_The request_. Which lines contain the word "xlabel"? Return each of them as written.

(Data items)
==================================================
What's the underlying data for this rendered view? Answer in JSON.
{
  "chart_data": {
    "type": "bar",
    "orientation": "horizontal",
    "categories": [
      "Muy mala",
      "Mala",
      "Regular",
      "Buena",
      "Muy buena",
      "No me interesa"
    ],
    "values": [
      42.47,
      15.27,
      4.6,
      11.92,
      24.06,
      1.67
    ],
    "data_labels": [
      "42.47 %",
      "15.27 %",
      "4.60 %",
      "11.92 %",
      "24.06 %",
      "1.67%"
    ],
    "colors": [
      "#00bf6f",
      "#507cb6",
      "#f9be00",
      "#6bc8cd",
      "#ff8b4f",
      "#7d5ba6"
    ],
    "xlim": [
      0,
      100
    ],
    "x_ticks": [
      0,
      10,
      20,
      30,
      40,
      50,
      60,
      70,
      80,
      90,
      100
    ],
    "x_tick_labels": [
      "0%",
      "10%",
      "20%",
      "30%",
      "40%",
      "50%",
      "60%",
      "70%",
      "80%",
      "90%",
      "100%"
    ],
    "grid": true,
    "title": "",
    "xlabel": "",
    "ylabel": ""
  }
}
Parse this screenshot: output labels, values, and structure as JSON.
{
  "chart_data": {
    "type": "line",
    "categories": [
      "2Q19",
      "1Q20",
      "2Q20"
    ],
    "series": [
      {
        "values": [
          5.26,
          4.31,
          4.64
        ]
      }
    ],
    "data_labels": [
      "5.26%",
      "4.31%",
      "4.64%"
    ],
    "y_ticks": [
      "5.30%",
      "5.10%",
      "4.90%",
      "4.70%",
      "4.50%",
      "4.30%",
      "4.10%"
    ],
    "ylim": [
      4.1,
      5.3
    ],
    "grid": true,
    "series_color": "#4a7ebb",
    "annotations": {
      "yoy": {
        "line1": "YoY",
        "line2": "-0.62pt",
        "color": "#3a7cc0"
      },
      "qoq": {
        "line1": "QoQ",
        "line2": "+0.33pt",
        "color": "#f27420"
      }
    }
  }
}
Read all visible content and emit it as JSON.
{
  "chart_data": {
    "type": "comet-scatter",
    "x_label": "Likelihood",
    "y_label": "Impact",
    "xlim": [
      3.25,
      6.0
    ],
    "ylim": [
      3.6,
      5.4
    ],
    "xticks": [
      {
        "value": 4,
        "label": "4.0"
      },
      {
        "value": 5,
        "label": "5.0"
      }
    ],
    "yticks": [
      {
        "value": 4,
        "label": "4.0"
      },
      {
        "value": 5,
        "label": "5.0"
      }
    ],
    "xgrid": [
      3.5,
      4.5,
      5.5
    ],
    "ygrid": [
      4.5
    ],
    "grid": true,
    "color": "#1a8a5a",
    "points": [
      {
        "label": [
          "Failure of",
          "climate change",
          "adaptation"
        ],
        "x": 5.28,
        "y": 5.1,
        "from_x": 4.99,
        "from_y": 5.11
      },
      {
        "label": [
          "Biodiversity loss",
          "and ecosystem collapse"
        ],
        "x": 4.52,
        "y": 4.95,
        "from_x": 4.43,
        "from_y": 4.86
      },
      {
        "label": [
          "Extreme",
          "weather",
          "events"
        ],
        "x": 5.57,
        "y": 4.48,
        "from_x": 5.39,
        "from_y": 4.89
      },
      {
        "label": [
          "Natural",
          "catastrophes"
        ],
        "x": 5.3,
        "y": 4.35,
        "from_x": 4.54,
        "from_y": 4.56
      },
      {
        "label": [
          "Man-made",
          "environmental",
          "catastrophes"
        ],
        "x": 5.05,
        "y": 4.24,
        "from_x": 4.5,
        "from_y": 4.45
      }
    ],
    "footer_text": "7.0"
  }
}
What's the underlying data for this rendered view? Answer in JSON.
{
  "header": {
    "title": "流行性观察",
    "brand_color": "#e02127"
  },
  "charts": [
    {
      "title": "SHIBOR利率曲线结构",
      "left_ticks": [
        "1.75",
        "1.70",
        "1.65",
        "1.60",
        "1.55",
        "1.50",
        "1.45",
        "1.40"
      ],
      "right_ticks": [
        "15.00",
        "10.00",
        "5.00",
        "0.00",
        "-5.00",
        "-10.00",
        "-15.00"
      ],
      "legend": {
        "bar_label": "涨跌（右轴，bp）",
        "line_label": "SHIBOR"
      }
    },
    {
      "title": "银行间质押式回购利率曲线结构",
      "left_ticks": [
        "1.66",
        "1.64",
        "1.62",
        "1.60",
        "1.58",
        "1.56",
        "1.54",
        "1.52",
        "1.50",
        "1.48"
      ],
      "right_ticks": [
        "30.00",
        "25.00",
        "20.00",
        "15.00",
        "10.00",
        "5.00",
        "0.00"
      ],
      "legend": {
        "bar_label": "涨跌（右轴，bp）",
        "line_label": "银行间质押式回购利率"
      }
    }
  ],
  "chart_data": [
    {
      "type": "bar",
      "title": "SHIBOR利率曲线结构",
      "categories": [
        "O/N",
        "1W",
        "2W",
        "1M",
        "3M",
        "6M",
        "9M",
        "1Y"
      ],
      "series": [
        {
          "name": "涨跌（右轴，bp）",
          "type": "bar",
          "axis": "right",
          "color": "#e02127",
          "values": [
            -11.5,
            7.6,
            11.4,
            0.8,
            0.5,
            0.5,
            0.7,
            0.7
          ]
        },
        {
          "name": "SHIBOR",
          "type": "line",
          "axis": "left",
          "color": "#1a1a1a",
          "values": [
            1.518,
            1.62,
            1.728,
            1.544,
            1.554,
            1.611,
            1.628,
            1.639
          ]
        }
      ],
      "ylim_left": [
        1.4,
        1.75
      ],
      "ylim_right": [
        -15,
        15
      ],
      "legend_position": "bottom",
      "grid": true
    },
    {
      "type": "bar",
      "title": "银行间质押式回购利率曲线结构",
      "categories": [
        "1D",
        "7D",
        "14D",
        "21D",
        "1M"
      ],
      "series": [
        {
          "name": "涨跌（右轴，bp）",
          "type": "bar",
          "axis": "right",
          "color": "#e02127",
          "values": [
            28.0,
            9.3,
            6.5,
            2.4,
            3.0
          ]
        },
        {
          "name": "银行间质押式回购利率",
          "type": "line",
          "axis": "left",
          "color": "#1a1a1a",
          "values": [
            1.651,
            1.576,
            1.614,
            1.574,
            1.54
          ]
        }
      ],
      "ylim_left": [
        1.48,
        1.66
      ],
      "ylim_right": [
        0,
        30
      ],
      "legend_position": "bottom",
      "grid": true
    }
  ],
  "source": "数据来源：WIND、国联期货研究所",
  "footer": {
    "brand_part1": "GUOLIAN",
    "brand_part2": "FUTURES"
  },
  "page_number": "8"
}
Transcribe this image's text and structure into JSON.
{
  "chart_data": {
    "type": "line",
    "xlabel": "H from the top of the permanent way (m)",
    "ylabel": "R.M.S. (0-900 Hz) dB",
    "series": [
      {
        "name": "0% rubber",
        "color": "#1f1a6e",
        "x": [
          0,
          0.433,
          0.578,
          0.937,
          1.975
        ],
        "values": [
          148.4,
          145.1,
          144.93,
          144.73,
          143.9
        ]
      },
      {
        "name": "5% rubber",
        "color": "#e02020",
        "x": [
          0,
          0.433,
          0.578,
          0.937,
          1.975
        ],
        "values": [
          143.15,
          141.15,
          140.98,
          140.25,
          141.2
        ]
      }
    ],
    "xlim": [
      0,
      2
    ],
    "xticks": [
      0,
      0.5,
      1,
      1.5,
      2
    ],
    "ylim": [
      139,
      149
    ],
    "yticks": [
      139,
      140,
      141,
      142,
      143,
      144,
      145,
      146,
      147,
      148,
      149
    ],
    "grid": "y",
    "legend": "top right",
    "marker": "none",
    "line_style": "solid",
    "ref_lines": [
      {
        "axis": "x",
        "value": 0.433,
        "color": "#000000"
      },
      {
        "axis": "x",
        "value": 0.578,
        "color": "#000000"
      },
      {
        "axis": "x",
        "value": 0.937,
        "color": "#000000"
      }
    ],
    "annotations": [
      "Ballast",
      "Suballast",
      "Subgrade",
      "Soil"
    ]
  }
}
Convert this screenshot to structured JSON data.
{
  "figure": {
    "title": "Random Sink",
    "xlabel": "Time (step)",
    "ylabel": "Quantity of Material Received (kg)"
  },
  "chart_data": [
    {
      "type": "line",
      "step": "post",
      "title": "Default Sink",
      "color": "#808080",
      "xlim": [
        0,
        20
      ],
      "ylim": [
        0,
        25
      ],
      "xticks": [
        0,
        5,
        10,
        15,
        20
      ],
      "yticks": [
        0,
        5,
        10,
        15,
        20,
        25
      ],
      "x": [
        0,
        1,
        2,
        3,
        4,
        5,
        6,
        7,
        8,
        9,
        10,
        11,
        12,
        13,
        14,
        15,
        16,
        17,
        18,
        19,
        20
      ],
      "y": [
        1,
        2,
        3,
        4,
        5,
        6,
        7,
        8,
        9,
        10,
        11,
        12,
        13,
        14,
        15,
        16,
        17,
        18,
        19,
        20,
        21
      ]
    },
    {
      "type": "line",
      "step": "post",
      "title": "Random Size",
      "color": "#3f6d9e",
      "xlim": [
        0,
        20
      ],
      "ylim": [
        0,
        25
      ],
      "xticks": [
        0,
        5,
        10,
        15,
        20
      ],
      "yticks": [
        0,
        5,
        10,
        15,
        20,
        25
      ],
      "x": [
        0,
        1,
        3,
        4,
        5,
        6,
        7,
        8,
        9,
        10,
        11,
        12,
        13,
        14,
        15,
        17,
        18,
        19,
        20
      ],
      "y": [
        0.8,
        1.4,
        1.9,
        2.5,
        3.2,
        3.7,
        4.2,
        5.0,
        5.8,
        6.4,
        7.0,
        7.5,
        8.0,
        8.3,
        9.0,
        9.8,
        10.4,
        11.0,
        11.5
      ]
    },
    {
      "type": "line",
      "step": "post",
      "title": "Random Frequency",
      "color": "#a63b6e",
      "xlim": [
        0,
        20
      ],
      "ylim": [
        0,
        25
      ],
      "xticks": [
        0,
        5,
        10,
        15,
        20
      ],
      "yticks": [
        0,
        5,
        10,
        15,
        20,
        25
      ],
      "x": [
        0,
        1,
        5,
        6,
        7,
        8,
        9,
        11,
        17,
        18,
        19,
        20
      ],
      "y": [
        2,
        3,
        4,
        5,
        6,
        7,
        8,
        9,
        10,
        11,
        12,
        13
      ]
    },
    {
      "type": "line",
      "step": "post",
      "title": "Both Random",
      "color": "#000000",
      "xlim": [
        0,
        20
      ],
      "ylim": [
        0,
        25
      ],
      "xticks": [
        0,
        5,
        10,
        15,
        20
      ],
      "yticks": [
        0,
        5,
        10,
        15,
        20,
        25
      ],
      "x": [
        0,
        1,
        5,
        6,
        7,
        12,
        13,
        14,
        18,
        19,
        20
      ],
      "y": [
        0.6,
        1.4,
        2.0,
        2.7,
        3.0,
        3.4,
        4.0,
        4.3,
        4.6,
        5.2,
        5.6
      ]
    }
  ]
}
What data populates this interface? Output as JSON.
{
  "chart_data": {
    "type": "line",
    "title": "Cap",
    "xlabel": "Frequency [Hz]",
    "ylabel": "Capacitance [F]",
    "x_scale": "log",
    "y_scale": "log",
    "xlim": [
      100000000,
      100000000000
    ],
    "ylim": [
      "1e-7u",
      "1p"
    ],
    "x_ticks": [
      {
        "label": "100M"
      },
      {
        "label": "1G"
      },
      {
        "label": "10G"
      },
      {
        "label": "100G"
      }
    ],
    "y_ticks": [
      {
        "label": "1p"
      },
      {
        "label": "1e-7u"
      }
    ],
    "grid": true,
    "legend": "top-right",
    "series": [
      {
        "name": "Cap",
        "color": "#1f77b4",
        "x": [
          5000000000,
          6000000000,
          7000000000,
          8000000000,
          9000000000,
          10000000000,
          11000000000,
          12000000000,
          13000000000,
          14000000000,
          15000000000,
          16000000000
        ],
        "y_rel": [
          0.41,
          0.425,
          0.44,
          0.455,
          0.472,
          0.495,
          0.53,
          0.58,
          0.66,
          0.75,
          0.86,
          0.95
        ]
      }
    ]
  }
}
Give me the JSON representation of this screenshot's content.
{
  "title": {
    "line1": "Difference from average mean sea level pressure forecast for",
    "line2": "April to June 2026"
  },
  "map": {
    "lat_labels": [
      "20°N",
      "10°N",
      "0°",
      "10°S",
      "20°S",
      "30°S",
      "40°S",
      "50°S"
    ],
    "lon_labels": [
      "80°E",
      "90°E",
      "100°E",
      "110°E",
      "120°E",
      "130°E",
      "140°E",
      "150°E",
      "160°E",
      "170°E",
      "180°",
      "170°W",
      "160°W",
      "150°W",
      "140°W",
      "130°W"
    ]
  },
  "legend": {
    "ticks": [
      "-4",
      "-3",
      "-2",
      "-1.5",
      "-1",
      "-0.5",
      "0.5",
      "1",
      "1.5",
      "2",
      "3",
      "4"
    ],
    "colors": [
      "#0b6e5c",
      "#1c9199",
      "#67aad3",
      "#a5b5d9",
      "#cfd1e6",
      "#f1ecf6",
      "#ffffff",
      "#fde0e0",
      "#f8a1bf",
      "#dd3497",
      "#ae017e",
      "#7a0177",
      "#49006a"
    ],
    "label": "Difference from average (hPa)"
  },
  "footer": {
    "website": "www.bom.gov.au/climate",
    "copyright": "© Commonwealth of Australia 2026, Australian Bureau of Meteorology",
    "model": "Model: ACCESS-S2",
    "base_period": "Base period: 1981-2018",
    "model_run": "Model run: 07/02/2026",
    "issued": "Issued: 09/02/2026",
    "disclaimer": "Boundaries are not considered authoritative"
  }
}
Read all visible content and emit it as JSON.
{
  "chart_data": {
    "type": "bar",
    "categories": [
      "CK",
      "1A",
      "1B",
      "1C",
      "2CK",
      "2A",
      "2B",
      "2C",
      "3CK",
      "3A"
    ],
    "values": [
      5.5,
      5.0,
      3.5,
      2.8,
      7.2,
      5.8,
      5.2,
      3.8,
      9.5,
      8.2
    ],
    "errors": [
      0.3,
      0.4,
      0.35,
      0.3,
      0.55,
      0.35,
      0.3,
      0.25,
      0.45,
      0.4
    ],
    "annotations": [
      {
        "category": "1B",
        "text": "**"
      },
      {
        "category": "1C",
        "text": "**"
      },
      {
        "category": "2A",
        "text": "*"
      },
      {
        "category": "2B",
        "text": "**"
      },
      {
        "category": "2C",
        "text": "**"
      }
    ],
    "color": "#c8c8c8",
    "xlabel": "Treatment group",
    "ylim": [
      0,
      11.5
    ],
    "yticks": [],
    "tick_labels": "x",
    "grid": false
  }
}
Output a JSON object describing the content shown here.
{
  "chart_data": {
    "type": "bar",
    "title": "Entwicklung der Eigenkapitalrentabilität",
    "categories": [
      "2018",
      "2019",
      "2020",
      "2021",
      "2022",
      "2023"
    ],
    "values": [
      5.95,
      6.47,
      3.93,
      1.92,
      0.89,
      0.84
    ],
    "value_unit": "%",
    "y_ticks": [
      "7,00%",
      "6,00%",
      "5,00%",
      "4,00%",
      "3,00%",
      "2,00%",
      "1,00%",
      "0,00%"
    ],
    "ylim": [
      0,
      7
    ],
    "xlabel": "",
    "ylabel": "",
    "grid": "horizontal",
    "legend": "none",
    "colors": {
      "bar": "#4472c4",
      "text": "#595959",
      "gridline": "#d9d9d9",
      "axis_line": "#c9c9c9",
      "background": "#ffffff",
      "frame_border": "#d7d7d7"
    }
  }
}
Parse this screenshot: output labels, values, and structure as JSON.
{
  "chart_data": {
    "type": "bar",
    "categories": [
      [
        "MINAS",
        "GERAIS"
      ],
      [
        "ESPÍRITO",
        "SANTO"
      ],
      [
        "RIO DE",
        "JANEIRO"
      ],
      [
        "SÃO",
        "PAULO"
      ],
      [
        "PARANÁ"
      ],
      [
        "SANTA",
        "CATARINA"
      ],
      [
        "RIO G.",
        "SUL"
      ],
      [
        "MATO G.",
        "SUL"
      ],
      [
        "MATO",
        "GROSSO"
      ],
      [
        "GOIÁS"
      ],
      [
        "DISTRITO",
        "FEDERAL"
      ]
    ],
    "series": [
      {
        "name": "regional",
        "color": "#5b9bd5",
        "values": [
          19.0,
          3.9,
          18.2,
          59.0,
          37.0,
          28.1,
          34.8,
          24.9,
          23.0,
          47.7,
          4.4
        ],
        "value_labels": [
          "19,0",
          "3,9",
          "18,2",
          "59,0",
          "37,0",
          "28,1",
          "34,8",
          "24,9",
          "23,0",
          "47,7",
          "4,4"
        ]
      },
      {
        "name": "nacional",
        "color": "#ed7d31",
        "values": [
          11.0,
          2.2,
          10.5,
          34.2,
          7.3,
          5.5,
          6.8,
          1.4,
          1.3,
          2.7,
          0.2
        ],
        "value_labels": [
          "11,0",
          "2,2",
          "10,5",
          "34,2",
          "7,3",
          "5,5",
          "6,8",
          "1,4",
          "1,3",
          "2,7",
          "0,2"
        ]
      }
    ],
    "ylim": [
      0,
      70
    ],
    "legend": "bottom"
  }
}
==================================================
_Solution for this task_.
    "xlabel": "",
    "xlabel": "H from the top of the permanent way (m)",
    "xlabel": "Time (step)",
    "xlabel": "Frequency [Hz]",
    "xlabel": "Treatment group",
    "xlabel": "",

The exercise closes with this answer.